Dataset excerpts

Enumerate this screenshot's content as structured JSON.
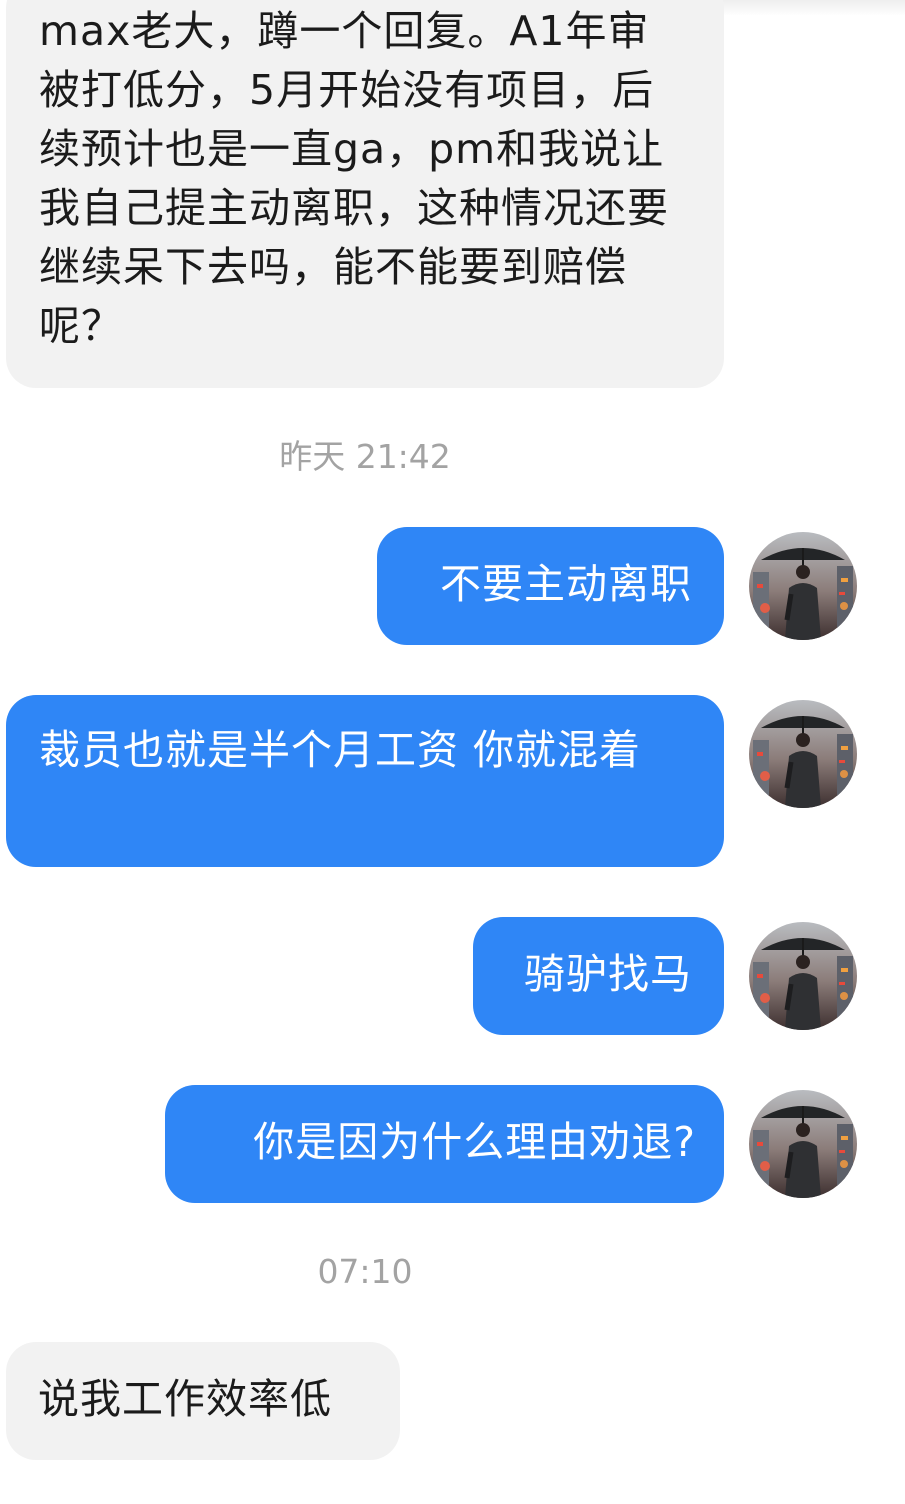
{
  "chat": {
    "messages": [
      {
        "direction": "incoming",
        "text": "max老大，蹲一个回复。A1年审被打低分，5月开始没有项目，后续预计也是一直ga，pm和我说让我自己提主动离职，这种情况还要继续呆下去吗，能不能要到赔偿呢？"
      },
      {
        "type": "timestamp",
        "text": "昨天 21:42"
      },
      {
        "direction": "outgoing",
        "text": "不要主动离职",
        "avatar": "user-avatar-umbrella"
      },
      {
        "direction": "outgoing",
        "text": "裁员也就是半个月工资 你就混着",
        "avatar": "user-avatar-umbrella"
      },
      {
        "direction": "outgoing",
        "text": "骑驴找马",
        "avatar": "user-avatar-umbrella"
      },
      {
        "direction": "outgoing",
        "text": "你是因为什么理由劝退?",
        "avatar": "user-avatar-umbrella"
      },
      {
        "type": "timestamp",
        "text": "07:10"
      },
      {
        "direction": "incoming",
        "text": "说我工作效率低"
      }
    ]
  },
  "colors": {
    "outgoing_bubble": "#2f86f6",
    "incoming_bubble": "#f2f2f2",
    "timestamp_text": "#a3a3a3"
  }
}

* * *

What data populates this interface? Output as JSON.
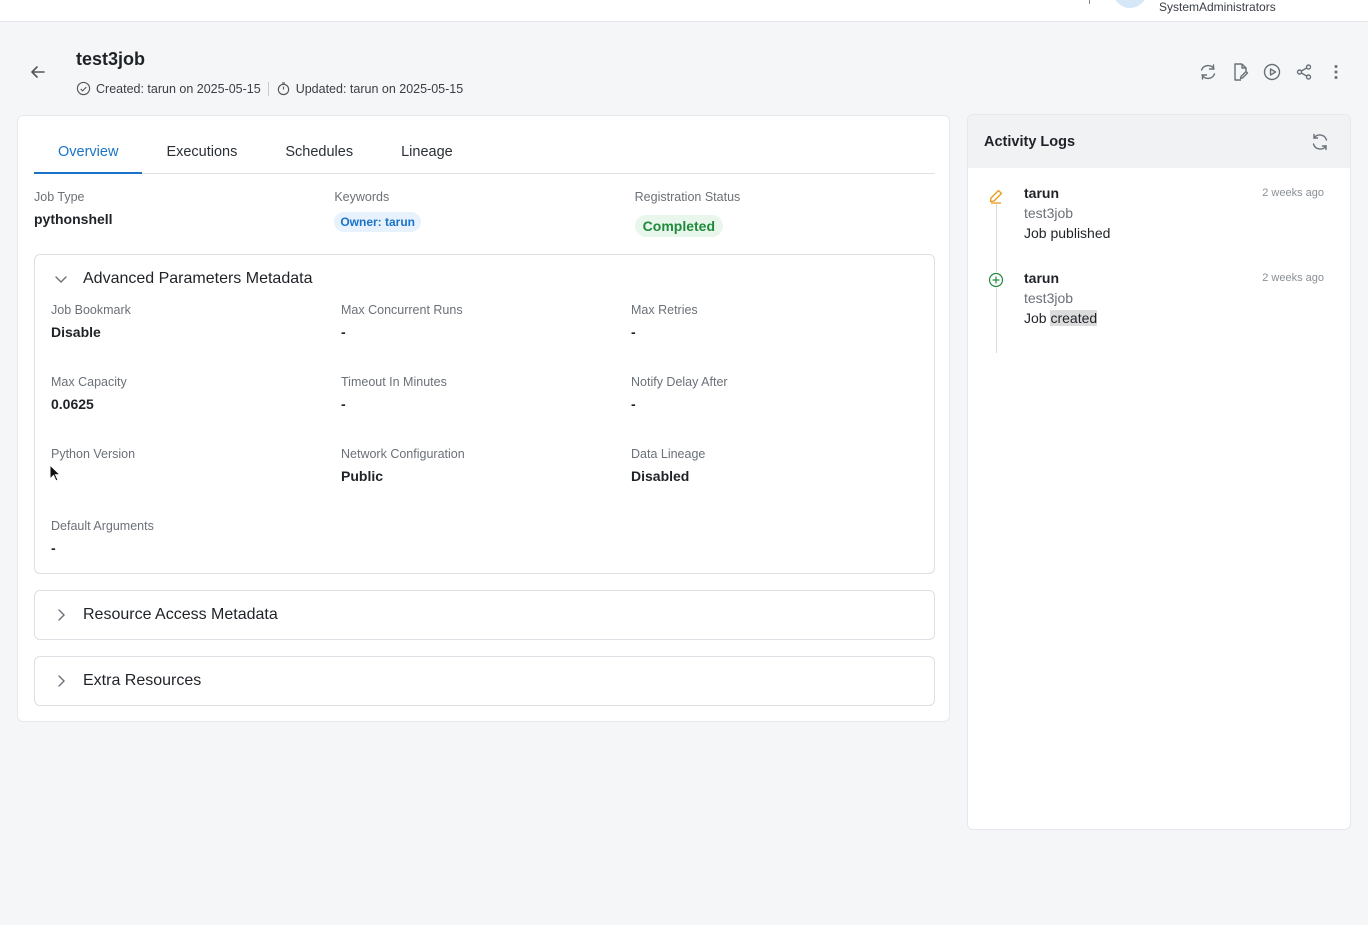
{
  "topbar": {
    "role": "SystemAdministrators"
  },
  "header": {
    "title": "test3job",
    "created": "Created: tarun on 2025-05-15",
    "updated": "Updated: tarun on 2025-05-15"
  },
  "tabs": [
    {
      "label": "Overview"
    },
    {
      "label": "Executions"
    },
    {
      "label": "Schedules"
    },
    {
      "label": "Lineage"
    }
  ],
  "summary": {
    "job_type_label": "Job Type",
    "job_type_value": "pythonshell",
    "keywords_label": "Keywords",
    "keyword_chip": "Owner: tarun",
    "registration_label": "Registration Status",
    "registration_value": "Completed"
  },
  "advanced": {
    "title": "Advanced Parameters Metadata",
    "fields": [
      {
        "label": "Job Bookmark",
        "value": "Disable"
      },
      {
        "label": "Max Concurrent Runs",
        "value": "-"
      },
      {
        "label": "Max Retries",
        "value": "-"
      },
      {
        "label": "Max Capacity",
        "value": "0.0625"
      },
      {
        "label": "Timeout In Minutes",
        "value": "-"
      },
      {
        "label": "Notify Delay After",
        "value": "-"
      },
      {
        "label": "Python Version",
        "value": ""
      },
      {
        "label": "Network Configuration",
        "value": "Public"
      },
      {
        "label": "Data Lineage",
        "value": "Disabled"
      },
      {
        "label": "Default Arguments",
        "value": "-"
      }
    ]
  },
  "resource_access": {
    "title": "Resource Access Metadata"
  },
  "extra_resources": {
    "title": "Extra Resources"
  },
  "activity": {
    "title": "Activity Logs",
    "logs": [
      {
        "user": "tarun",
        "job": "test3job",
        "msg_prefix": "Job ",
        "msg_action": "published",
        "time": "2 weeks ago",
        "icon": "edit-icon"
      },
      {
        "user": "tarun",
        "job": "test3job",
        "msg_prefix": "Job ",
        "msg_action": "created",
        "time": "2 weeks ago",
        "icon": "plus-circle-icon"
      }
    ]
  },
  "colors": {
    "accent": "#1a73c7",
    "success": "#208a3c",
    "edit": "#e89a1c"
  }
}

---

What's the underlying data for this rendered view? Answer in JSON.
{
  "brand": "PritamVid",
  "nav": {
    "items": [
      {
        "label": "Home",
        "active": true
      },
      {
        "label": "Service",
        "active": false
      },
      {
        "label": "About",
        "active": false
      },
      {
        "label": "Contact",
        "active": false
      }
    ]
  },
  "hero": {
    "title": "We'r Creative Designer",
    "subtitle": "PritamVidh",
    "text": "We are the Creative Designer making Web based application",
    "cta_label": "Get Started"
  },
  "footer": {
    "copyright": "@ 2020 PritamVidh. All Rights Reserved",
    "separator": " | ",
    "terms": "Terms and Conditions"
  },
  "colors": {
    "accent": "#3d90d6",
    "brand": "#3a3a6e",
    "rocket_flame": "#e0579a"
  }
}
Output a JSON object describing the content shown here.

Do this | Look above for the line that contains "What's the underlying". Starting there, transcribe every line exactly until you have copied the line that contains "Output a JSON".

Solution to the problem |
What's the underlying data for this rendered view? Answer in JSON.
{
  "brand": "PritamVid",
  "nav": {
    "items": [
      {
        "label": "Home",
        "active": true
      },
      {
        "label": "Service",
        "active": false
      },
      {
        "label": "About",
        "active": false
      },
      {
        "label": "Contact",
        "active": false
      }
    ]
  },
  "hero": {
    "title": "We'r Creative Designer",
    "subtitle": "PritamVidh",
    "text": "We are the Creative Designer making Web based application",
    "cta_label": "Get Started"
  },
  "footer": {
    "copyright": "@ 2020 PritamVidh. All Rights Reserved",
    "separator": " | ",
    "terms": "Terms and Conditions"
  },
  "colors": {
    "accent": "#3d90d6",
    "brand": "#3a3a6e",
    "rocket_flame": "#e0579a"
  }
}
Output a JSON object describing the content shown here.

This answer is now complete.